(Dataset records)
◆ ◆ ◆ ◆

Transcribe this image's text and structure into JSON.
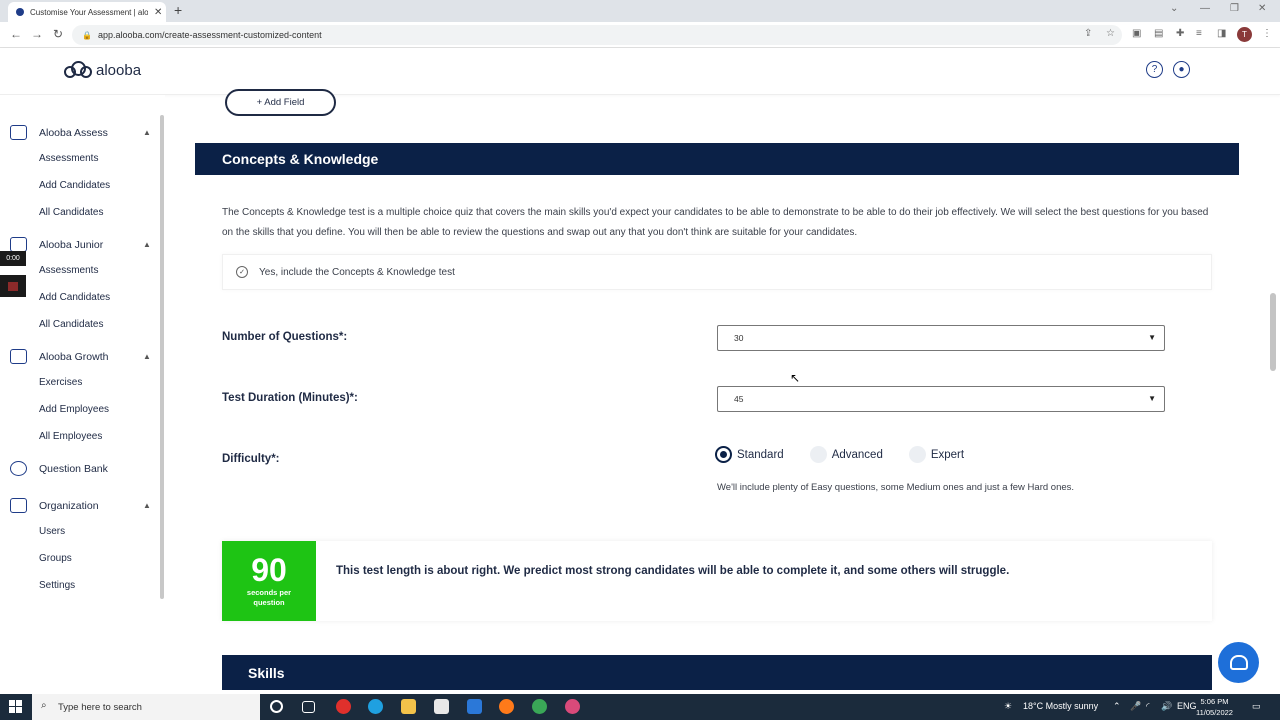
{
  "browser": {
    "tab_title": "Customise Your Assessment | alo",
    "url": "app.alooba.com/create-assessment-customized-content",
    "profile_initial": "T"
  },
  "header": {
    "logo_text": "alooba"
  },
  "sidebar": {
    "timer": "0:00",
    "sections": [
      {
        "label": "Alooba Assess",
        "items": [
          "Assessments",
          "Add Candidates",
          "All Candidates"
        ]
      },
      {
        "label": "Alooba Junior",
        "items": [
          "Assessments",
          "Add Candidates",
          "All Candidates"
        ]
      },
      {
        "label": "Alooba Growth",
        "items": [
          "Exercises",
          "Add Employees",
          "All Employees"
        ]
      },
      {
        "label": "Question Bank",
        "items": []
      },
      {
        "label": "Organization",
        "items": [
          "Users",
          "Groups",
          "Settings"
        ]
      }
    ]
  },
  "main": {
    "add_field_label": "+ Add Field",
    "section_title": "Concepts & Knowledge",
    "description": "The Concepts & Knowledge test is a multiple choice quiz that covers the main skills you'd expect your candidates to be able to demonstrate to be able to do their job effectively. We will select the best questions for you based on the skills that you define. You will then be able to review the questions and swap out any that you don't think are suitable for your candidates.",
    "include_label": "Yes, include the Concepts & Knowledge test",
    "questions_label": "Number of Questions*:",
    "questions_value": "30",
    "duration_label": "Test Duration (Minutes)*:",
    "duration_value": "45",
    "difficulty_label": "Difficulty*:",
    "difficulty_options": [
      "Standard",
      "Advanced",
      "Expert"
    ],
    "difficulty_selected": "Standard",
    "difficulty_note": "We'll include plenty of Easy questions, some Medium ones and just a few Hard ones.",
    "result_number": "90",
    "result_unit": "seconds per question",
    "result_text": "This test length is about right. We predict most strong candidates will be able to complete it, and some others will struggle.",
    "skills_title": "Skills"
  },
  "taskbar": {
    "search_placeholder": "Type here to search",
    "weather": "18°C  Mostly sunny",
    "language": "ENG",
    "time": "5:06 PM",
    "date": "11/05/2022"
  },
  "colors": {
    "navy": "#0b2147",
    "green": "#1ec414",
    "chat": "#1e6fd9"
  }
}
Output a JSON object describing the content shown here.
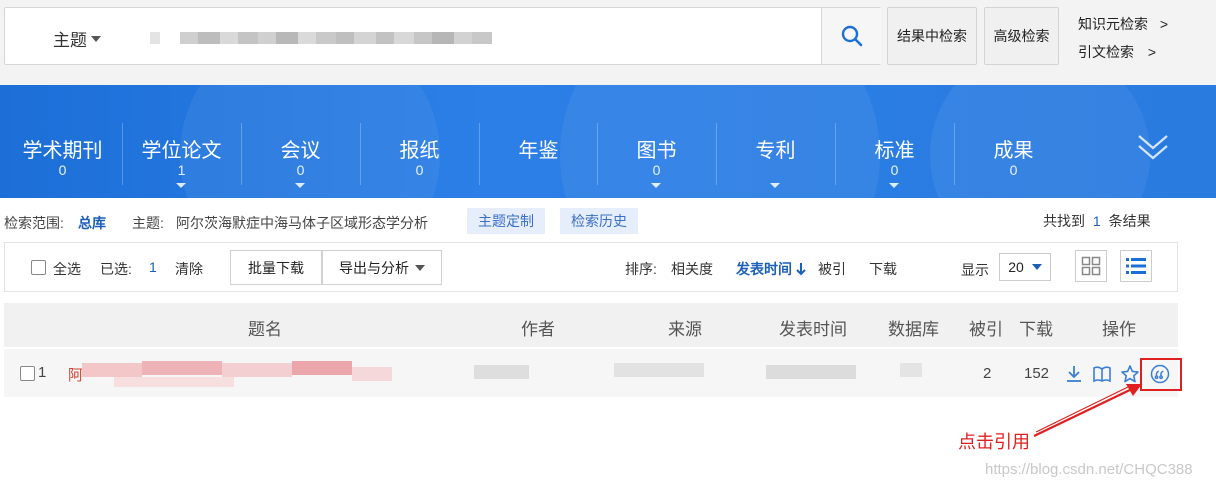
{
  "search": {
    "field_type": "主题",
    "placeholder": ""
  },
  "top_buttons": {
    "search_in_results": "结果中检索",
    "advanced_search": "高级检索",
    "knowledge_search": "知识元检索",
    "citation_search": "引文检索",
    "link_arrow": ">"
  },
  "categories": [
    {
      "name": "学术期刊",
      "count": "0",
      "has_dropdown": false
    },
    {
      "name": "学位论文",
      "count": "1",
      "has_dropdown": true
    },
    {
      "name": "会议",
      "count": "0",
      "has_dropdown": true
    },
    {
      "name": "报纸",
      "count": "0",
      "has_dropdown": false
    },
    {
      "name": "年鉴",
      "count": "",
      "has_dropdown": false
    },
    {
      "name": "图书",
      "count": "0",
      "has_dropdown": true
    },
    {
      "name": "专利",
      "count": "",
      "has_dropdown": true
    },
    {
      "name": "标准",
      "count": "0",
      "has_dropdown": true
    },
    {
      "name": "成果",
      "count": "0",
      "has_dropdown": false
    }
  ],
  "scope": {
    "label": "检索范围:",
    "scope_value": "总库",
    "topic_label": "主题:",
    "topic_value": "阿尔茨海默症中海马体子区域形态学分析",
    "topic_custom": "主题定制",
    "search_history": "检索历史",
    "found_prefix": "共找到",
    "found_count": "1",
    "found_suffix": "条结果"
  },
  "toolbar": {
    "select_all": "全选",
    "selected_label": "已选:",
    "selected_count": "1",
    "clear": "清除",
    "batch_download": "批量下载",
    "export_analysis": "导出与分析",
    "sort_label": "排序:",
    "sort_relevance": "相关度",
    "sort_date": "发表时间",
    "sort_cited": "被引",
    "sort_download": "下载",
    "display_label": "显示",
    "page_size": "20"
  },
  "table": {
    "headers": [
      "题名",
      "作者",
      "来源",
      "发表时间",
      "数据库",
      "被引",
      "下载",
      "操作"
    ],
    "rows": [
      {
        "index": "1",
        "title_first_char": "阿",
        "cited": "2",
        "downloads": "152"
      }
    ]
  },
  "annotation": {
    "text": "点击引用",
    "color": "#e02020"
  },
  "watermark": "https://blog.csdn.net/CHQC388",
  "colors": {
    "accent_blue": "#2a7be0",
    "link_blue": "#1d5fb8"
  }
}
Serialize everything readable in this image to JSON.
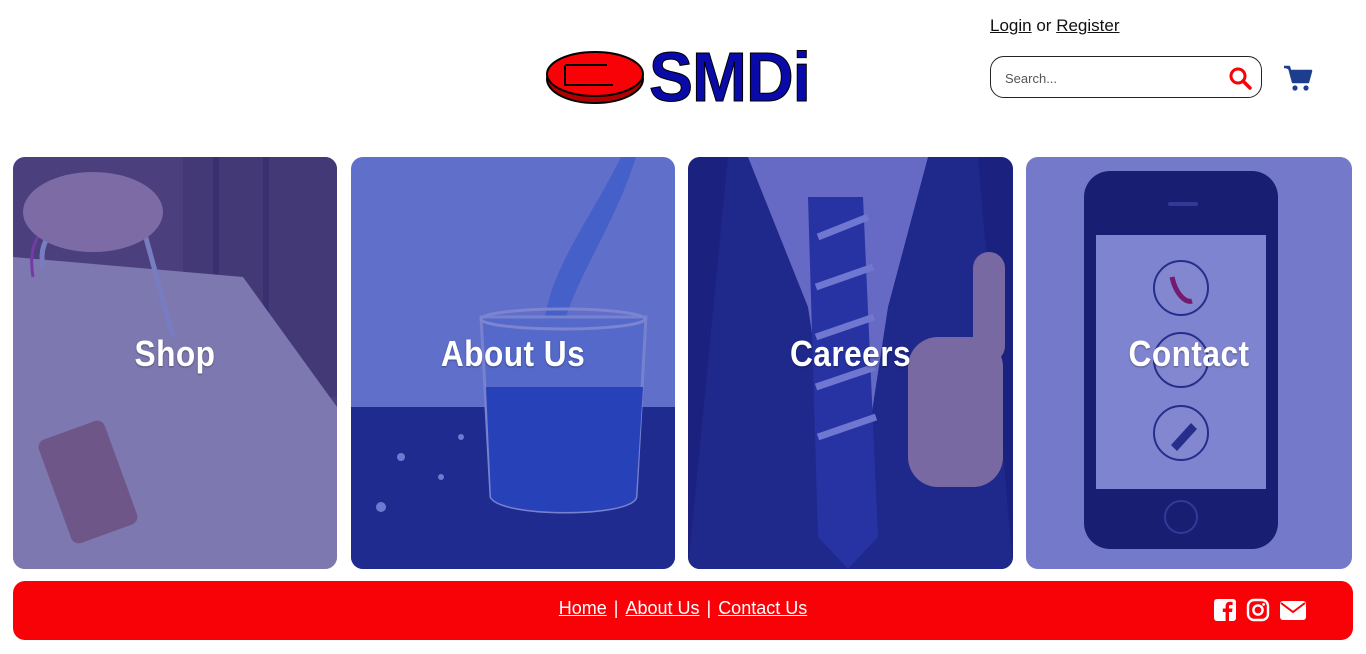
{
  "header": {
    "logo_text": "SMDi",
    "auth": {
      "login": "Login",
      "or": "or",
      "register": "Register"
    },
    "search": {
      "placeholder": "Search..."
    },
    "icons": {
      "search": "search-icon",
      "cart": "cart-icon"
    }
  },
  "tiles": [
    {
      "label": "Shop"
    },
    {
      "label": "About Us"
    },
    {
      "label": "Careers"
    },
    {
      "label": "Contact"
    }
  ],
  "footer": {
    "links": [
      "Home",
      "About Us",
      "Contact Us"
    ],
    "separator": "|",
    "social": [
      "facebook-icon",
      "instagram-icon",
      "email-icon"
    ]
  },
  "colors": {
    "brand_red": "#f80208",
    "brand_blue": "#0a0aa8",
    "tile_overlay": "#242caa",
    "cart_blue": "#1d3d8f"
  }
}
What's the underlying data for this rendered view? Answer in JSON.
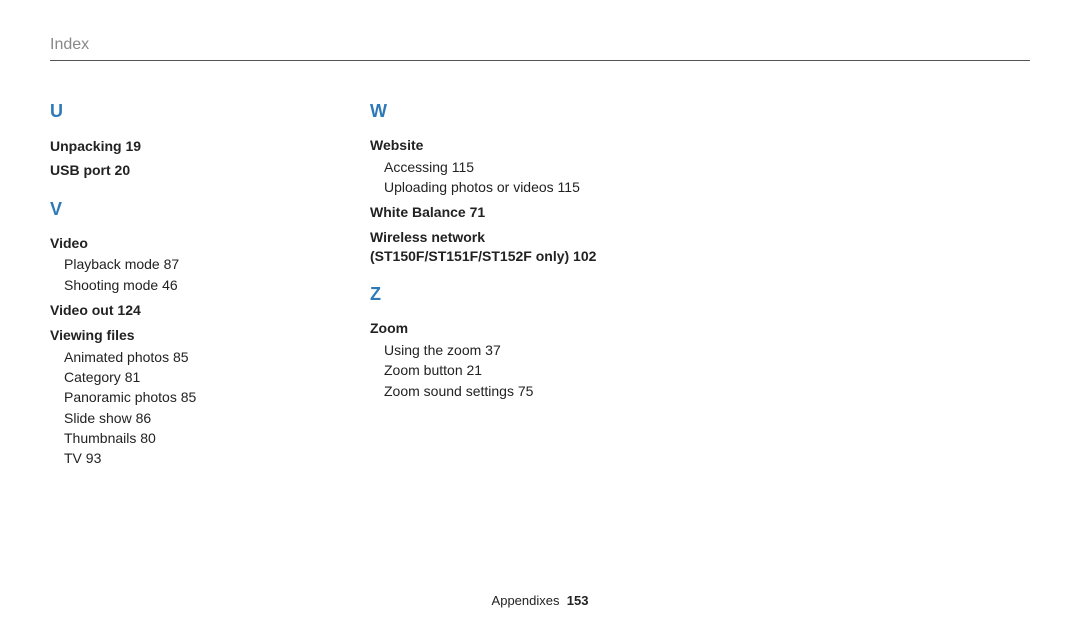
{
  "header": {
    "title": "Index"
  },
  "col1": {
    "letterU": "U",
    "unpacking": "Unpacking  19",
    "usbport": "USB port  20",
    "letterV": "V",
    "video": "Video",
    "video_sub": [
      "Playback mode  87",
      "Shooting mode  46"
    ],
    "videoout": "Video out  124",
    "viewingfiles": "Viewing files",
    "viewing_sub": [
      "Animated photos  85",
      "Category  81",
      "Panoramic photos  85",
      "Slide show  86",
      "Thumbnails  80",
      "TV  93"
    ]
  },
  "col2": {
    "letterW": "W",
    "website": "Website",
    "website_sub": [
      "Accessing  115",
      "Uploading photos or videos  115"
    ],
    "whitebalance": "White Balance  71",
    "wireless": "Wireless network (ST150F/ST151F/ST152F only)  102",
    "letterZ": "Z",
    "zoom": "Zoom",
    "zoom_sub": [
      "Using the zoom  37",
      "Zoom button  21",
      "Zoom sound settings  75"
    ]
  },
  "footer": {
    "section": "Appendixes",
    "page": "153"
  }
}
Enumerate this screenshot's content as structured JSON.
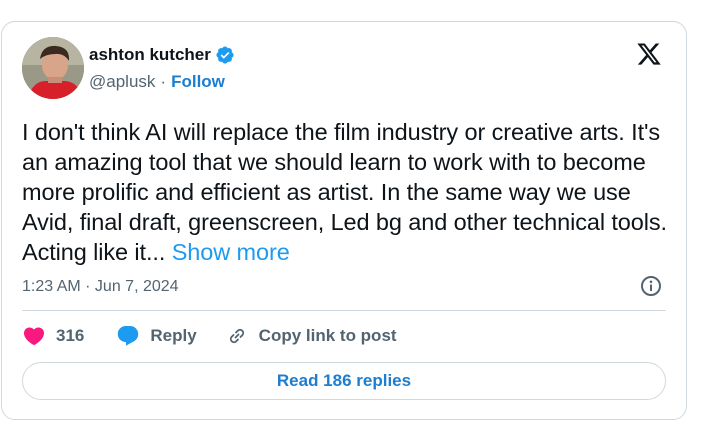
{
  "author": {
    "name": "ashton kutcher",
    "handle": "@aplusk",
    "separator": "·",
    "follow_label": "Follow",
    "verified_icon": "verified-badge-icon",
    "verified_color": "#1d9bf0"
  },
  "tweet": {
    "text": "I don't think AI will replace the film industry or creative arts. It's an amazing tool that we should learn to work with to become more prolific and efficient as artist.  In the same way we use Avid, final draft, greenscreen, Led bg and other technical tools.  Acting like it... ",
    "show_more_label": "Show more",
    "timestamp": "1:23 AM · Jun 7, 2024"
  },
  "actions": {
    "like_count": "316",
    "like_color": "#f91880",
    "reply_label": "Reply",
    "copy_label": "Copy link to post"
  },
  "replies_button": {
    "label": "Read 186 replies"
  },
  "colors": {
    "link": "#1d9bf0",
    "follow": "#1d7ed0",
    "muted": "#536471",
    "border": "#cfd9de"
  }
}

◆ ◆ ◆ ◆

#### Required work:
Copy every record character for character. Skip the pictures.

#### Final result:
Transcribe this image's text and structure into JSON.
{
  "browser": {
    "tab_title": "Customise Your Assessment | alo",
    "url": "app.alooba.com/create-assessment-customized-content",
    "profile_initial": "T"
  },
  "header": {
    "logo_text": "alooba"
  },
  "sidebar": {
    "timer": "0:00",
    "sections": [
      {
        "label": "Alooba Assess",
        "items": [
          "Assessments",
          "Add Candidates",
          "All Candidates"
        ]
      },
      {
        "label": "Alooba Junior",
        "items": [
          "Assessments",
          "Add Candidates",
          "All Candidates"
        ]
      },
      {
        "label": "Alooba Growth",
        "items": [
          "Exercises",
          "Add Employees",
          "All Employees"
        ]
      },
      {
        "label": "Question Bank",
        "items": []
      },
      {
        "label": "Organization",
        "items": [
          "Users",
          "Groups",
          "Settings"
        ]
      }
    ]
  },
  "main": {
    "add_field_label": "+ Add Field",
    "section_title": "Concepts & Knowledge",
    "description": "The Concepts & Knowledge test is a multiple choice quiz that covers the main skills you'd expect your candidates to be able to demonstrate to be able to do their job effectively. We will select the best questions for you based on the skills that you define. You will then be able to review the questions and swap out any that you don't think are suitable for your candidates.",
    "include_label": "Yes, include the Concepts & Knowledge test",
    "questions_label": "Number of Questions*:",
    "questions_value": "30",
    "duration_label": "Test Duration (Minutes)*:",
    "duration_value": "45",
    "difficulty_label": "Difficulty*:",
    "difficulty_options": [
      "Standard",
      "Advanced",
      "Expert"
    ],
    "difficulty_selected": "Standard",
    "difficulty_note": "We'll include plenty of Easy questions, some Medium ones and just a few Hard ones.",
    "result_number": "90",
    "result_unit": "seconds per question",
    "result_text": "This test length is about right. We predict most strong candidates will be able to complete it, and some others will struggle.",
    "skills_title": "Skills"
  },
  "taskbar": {
    "search_placeholder": "Type here to search",
    "weather": "18°C  Mostly sunny",
    "language": "ENG",
    "time": "5:06 PM",
    "date": "11/05/2022"
  },
  "colors": {
    "navy": "#0b2147",
    "green": "#1ec414",
    "chat": "#1e6fd9"
  }
}
Output a JSON object describing the content shown here.
{
  "search": {
    "field_type": "主题",
    "placeholder": ""
  },
  "top_buttons": {
    "search_in_results": "结果中检索",
    "advanced_search": "高级检索",
    "knowledge_search": "知识元检索",
    "citation_search": "引文检索",
    "link_arrow": ">"
  },
  "categories": [
    {
      "name": "学术期刊",
      "count": "0",
      "has_dropdown": false
    },
    {
      "name": "学位论文",
      "count": "1",
      "has_dropdown": true
    },
    {
      "name": "会议",
      "count": "0",
      "has_dropdown": true
    },
    {
      "name": "报纸",
      "count": "0",
      "has_dropdown": false
    },
    {
      "name": "年鉴",
      "count": "",
      "has_dropdown": false
    },
    {
      "name": "图书",
      "count": "0",
      "has_dropdown": true
    },
    {
      "name": "专利",
      "count": "",
      "has_dropdown": true
    },
    {
      "name": "标准",
      "count": "0",
      "has_dropdown": true
    },
    {
      "name": "成果",
      "count": "0",
      "has_dropdown": false
    }
  ],
  "scope": {
    "label": "检索范围:",
    "scope_value": "总库",
    "topic_label": "主题:",
    "topic_value": "阿尔茨海默症中海马体子区域形态学分析",
    "topic_custom": "主题定制",
    "search_history": "检索历史",
    "found_prefix": "共找到",
    "found_count": "1",
    "found_suffix": "条结果"
  },
  "toolbar": {
    "select_all": "全选",
    "selected_label": "已选:",
    "selected_count": "1",
    "clear": "清除",
    "batch_download": "批量下载",
    "export_analysis": "导出与分析",
    "sort_label": "排序:",
    "sort_relevance": "相关度",
    "sort_date": "发表时间",
    "sort_cited": "被引",
    "sort_download": "下载",
    "display_label": "显示",
    "page_size": "20"
  },
  "table": {
    "headers": [
      "题名",
      "作者",
      "来源",
      "发表时间",
      "数据库",
      "被引",
      "下载",
      "操作"
    ],
    "rows": [
      {
        "index": "1",
        "title_first_char": "阿",
        "cited": "2",
        "downloads": "152"
      }
    ]
  },
  "annotation": {
    "text": "点击引用",
    "color": "#e02020"
  },
  "watermark": "https://blog.csdn.net/CHQC388",
  "colors": {
    "accent_blue": "#2a7be0",
    "link_blue": "#1d5fb8"
  }
}
Serialize everything readable in this image to JSON.
{
  "header": {
    "logo_text": "SMDi",
    "auth": {
      "login": "Login",
      "or": "or",
      "register": "Register"
    },
    "search": {
      "placeholder": "Search..."
    },
    "icons": {
      "search": "search-icon",
      "cart": "cart-icon"
    }
  },
  "tiles": [
    {
      "label": "Shop"
    },
    {
      "label": "About Us"
    },
    {
      "label": "Careers"
    },
    {
      "label": "Contact"
    }
  ],
  "footer": {
    "links": [
      "Home",
      "About Us",
      "Contact Us"
    ],
    "separator": "|",
    "social": [
      "facebook-icon",
      "instagram-icon",
      "email-icon"
    ]
  },
  "colors": {
    "brand_red": "#f80208",
    "brand_blue": "#0a0aa8",
    "tile_overlay": "#242caa",
    "cart_blue": "#1d3d8f"
  }
}
What's the underlying data for this rendered view? Answer in JSON.
{
  "header": {
    "title": "Index"
  },
  "col1": {
    "letterU": "U",
    "unpacking": "Unpacking  19",
    "usbport": "USB port  20",
    "letterV": "V",
    "video": "Video",
    "video_sub": [
      "Playback mode  87",
      "Shooting mode  46"
    ],
    "videoout": "Video out  124",
    "viewingfiles": "Viewing files",
    "viewing_sub": [
      "Animated photos  85",
      "Category  81",
      "Panoramic photos  85",
      "Slide show  86",
      "Thumbnails  80",
      "TV  93"
    ]
  },
  "col2": {
    "letterW": "W",
    "website": "Website",
    "website_sub": [
      "Accessing  115",
      "Uploading photos or videos  115"
    ],
    "whitebalance": "White Balance  71",
    "wireless": "Wireless network (ST150F/ST151F/ST152F only)  102",
    "letterZ": "Z",
    "zoom": "Zoom",
    "zoom_sub": [
      "Using the zoom  37",
      "Zoom button  21",
      "Zoom sound settings  75"
    ]
  },
  "footer": {
    "section": "Appendixes",
    "page": "153"
  }
}
Enumerate this screenshot's content as structured JSON.
{
  "author": {
    "name": "ashton kutcher",
    "handle": "@aplusk",
    "separator": "·",
    "follow_label": "Follow",
    "verified_icon": "verified-badge-icon",
    "verified_color": "#1d9bf0"
  },
  "tweet": {
    "text": "I don't think AI will replace the film industry or creative arts. It's an amazing tool that we should learn to work with to become more prolific and efficient as artist.  In the same way we use Avid, final draft, greenscreen, Led bg and other technical tools.  Acting like it... ",
    "show_more_label": "Show more",
    "timestamp": "1:23 AM · Jun 7, 2024"
  },
  "actions": {
    "like_count": "316",
    "like_color": "#f91880",
    "reply_label": "Reply",
    "copy_label": "Copy link to post"
  },
  "replies_button": {
    "label": "Read 186 replies"
  },
  "colors": {
    "link": "#1d9bf0",
    "follow": "#1d7ed0",
    "muted": "#536471",
    "border": "#cfd9de"
  }
}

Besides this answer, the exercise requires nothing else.